[Excerpt from a dataset]
----------------

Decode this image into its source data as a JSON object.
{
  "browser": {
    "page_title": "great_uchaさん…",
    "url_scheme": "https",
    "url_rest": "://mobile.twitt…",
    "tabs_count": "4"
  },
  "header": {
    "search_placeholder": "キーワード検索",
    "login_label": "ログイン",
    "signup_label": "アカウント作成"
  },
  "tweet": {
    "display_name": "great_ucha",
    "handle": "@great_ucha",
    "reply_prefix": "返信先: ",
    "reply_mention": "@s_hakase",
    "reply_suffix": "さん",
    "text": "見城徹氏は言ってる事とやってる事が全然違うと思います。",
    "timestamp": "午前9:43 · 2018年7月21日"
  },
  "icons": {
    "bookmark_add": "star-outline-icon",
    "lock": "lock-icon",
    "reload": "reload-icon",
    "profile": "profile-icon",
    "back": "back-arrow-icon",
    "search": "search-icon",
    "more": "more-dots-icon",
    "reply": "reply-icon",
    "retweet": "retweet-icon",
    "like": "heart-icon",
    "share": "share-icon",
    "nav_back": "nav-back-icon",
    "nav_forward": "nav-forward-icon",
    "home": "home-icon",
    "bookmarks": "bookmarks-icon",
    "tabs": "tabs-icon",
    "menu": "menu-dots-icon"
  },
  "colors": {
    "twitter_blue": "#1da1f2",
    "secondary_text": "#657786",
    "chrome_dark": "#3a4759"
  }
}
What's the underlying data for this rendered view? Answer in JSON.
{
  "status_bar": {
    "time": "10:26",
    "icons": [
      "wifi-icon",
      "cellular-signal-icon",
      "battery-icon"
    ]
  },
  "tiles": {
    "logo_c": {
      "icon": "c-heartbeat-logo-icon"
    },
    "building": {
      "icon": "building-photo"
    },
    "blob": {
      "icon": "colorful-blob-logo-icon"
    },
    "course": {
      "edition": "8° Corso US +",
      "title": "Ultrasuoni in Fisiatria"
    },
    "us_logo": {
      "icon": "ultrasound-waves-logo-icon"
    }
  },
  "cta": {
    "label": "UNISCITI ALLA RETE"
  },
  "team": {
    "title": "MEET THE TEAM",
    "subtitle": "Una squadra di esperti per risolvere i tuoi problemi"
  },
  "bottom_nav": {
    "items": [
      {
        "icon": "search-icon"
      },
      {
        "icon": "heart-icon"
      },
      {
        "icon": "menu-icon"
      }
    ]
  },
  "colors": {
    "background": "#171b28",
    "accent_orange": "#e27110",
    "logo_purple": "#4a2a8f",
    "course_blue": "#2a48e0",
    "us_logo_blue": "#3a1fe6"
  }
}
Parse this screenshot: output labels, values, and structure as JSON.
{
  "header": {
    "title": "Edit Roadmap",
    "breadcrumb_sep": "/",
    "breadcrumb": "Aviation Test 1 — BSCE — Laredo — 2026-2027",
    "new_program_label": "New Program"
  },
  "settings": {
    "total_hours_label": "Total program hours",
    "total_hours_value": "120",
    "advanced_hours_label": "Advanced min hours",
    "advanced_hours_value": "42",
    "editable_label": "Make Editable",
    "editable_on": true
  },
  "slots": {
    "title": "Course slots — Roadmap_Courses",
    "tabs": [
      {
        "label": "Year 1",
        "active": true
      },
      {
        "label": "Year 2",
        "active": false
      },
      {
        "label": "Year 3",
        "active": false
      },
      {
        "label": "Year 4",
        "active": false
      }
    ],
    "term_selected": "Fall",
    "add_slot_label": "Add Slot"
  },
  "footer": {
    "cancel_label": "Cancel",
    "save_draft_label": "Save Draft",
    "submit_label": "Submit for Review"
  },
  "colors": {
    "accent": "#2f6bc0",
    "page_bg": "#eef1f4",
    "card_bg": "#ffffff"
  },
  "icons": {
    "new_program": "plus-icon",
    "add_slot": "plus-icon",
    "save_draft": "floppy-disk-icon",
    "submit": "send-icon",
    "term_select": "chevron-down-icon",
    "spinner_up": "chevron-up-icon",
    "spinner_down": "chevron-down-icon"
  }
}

----------------

WRITTEN INSTRUCTION: Please set down each line of the records exactly as given.

TASK RESULT:
Decode this image into its source data as a JSON object.
{
  "browser": {
    "page_title": "great_uchaさん…",
    "url_scheme": "https",
    "url_rest": "://mobile.twitt…",
    "tabs_count": "4"
  },
  "header": {
    "search_placeholder": "キーワード検索",
    "login_label": "ログイン",
    "signup_label": "アカウント作成"
  },
  "tweet": {
    "display_name": "great_ucha",
    "handle": "@great_ucha",
    "reply_prefix": "返信先: ",
    "reply_mention": "@s_hakase",
    "reply_suffix": "さん",
    "text": "見城徹氏は言ってる事とやってる事が全然違うと思います。",
    "timestamp": "午前9:43 · 2018年7月21日"
  },
  "icons": {
    "bookmark_add": "star-outline-icon",
    "lock": "lock-icon",
    "reload": "reload-icon",
    "profile": "profile-icon",
    "back": "back-arrow-icon",
    "search": "search-icon",
    "more": "more-dots-icon",
    "reply": "reply-icon",
    "retweet": "retweet-icon",
    "like": "heart-icon",
    "share": "share-icon",
    "nav_back": "nav-back-icon",
    "nav_forward": "nav-forward-icon",
    "home": "home-icon",
    "bookmarks": "bookmarks-icon",
    "tabs": "tabs-icon",
    "menu": "menu-dots-icon"
  },
  "colors": {
    "twitter_blue": "#1da1f2",
    "secondary_text": "#657786",
    "chrome_dark": "#3a4759"
  }
}
What's the underlying data for this rendered view? Answer in JSON.
{
  "status_bar": {
    "time": "10:26",
    "icons": [
      "wifi-icon",
      "cellular-signal-icon",
      "battery-icon"
    ]
  },
  "tiles": {
    "logo_c": {
      "icon": "c-heartbeat-logo-icon"
    },
    "building": {
      "icon": "building-photo"
    },
    "blob": {
      "icon": "colorful-blob-logo-icon"
    },
    "course": {
      "edition": "8° Corso US +",
      "title": "Ultrasuoni in Fisiatria"
    },
    "us_logo": {
      "icon": "ultrasound-waves-logo-icon"
    }
  },
  "cta": {
    "label": "UNISCITI ALLA RETE"
  },
  "team": {
    "title": "MEET THE TEAM",
    "subtitle": "Una squadra di esperti per risolvere i tuoi problemi"
  },
  "bottom_nav": {
    "items": [
      {
        "icon": "search-icon"
      },
      {
        "icon": "heart-icon"
      },
      {
        "icon": "menu-icon"
      }
    ]
  },
  "colors": {
    "background": "#171b28",
    "accent_orange": "#e27110",
    "logo_purple": "#4a2a8f",
    "course_blue": "#2a48e0",
    "us_logo_blue": "#3a1fe6"
  }
}
Parse this screenshot: output labels, values, and structure as JSON.
{
  "header": {
    "title": "Edit Roadmap",
    "breadcrumb_sep": "/",
    "breadcrumb": "Aviation Test 1 — BSCE — Laredo — 2026-2027",
    "new_program_label": "New Program"
  },
  "settings": {
    "total_hours_label": "Total program hours",
    "total_hours_value": "120",
    "advanced_hours_label": "Advanced min hours",
    "advanced_hours_value": "42",
    "editable_label": "Make Editable",
    "editable_on": true
  },
  "slots": {
    "title": "Course slots — Roadmap_Courses",
    "tabs": [
      {
        "label": "Year 1",
        "active": true
      },
      {
        "label": "Year 2",
        "active": false
      },
      {
        "label": "Year 3",
        "active": false
      },
      {
        "label": "Year 4",
        "active": false
      }
    ],
    "term_selected": "Fall",
    "add_slot_label": "Add Slot"
  },
  "footer": {
    "cancel_label": "Cancel",
    "save_draft_label": "Save Draft",
    "submit_label": "Submit for Review"
  },
  "colors": {
    "accent": "#2f6bc0",
    "page_bg": "#eef1f4",
    "card_bg": "#ffffff"
  },
  "icons": {
    "new_program": "plus-icon",
    "add_slot": "plus-icon",
    "save_draft": "floppy-disk-icon",
    "submit": "send-icon",
    "term_select": "chevron-down-icon",
    "spinner_up": "chevron-up-icon",
    "spinner_down": "chevron-down-icon"
  }
}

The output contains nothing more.